▸ Texto em estudo:
■ ■ ■

Há mais de cinquenta anos, Simone de Beauvoir escrevia seu livro mais famoso, “O Segundo Sexo”, em que buscou desconstruir a ideia de que a natureza biológica da pessoa definiria seu comportamento. Essa forma de pensar resume o ideal do consórcio de ONGs responsável pelo texto da Lei Maria da Penha na época de sua edição.
Por entender que esse tema é de extrema relevância e que, apesar da protetiva lei, os dados são assustadores, foi criada no Congresso Nacional uma Comissão Parlamentar Mista de Inquérito (CPMI) da Violência contra a Mulher. O colegiado apresentou no início de 2014 seu relatório final, com inúmeras recomendações necessárias para garantir efetividade ao compromisso de erradicar a violência doméstica e familiar contra a mulher. Atualmente existe uma comissão permanente visando garantir que as recomendações sejam acatadas.

■ ■ ■

▸ Tarefas e exercícios:
[1] Segundo o texto sobre a Lei Maria da Penha, por que foi criada no Congresso Nacional a CPMI da Violência contra a Mulher? Responda em uma a três frases.
[2] Indique se cada afirmação concorda com o texto sobre a Lei Maria da Penha, respondendo sim ou não e citando as palavras do texto que decidem a questão. (a) O relatório final da CPMI foi apresentado no início de 2014. (b) Em "O Segundo Sexo", Simone de Beauvoir defende que a natureza biológica da pessoa define seu comportamento. (c) Hoje não há nenhuma comissão acompanhando as recomendações da CPMI.
[3] Dê continuidade ao texto sobre a Lei Maria da Penha a partir da última frase apresentada.

■ ■ ■

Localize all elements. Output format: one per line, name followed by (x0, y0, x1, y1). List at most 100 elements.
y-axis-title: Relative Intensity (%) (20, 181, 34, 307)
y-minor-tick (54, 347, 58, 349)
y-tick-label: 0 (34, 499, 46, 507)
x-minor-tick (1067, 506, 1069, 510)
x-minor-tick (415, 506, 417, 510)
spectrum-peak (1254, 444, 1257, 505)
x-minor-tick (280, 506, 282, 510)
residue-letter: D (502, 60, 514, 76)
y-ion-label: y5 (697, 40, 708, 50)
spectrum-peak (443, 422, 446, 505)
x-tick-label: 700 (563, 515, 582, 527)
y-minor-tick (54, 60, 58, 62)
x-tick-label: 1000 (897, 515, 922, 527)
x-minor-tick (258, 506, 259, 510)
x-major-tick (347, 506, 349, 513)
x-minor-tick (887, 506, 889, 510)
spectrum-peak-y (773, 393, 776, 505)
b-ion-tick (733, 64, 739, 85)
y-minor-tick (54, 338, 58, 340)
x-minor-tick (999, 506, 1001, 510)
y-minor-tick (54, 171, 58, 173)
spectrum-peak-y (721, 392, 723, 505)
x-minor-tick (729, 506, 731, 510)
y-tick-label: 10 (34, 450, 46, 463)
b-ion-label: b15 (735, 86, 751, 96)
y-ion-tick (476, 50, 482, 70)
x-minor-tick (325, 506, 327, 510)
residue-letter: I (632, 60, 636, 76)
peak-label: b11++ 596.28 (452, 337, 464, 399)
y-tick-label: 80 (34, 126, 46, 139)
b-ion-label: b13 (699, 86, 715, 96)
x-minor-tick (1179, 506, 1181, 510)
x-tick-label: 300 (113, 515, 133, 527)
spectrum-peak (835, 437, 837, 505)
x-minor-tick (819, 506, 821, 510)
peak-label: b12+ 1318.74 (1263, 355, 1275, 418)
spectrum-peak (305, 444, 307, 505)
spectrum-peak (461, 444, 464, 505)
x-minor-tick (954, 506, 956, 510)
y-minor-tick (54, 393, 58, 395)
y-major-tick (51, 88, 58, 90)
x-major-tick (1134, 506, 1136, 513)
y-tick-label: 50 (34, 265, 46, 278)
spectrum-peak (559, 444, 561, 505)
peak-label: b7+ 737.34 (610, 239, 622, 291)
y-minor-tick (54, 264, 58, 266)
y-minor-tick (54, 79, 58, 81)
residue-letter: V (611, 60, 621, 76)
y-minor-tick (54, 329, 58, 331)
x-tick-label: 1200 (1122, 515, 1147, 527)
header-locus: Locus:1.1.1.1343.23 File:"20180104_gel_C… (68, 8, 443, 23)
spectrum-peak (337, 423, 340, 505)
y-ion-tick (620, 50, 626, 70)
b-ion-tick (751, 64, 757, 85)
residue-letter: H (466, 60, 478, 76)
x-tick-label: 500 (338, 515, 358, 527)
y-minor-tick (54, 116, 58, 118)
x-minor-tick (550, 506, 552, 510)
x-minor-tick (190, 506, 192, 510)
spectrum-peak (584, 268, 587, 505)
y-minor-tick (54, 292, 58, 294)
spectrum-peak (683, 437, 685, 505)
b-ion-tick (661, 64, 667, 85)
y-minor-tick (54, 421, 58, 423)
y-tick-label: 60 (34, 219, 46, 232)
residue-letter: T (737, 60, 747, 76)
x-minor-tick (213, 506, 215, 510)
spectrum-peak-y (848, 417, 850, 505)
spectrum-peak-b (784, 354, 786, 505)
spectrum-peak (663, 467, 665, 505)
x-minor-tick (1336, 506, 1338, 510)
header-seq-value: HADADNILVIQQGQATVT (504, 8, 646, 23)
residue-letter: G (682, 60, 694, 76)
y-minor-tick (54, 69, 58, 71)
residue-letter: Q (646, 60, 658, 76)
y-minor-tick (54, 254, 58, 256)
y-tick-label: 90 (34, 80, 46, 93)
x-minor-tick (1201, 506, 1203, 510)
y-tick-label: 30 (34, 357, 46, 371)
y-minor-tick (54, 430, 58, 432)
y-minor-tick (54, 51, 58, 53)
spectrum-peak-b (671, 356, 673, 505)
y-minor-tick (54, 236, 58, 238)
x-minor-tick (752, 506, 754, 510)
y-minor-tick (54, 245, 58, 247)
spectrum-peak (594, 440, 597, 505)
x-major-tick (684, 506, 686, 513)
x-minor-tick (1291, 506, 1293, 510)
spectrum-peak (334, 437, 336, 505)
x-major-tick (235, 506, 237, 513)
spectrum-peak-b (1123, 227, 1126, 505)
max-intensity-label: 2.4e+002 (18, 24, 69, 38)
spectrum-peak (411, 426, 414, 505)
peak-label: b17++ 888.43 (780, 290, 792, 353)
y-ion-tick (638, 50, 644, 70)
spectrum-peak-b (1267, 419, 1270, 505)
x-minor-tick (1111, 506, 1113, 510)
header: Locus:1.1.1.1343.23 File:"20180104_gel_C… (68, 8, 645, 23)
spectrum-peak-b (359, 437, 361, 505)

■ ■ ■

▸ Respostas dadas:
[1] A CPMI foi criada porque o tema foi considerado de extrema relevância. Além disso, apesar da lei protetiva, os dados sobre a violência contra a mulher são assustadores.

[2]
(a) Sim: "O colegiado apresentou no início de 2014 seu relatório final".
(b) Não: "buscou desconstruir a ideia de que a natureza biológica da pessoa definiria seu comportamento".
(c) Não: "Atualmente existe uma comissão permanente visando garantir que as recomendações sejam acatadas".

[3]
De forma impressionante e até irônica, no Dia do Homem (15 de julho), publicou-se a notícia de que a vice-presidente daquela CPMI, deputada Keiko Ota, sugeriu que as mulheres deveriam se calar para que não fossem agredidas no lar.
O pensamento de que homens e mulheres possuem papéis pré-determinados a partir de suas características biológicas nas suas relações sociais é contrária a toda a luta pela busca da igualdade de direitos.
A ideia de que o comportamento das pessoas decorre de uma construção cultural permite crer que ele pode ser redefinido, reconstruído, não sendo o nosso corpo uma sentença perversa e imutável de como deveremos ser, pensar e agir.
E essa nova construção deve se basear em pilares como igualdade e respeito, afastando a culpa dos milhares de mulheres brasileiras que não aceitam se calar e que, como Maria da Penha Fernandes, foram vítimas de violência de homens – que, aliás, também não são fadados a praticar violência e machismo.
*Ana Rita Souza Prata é defensora pública em São Paulo.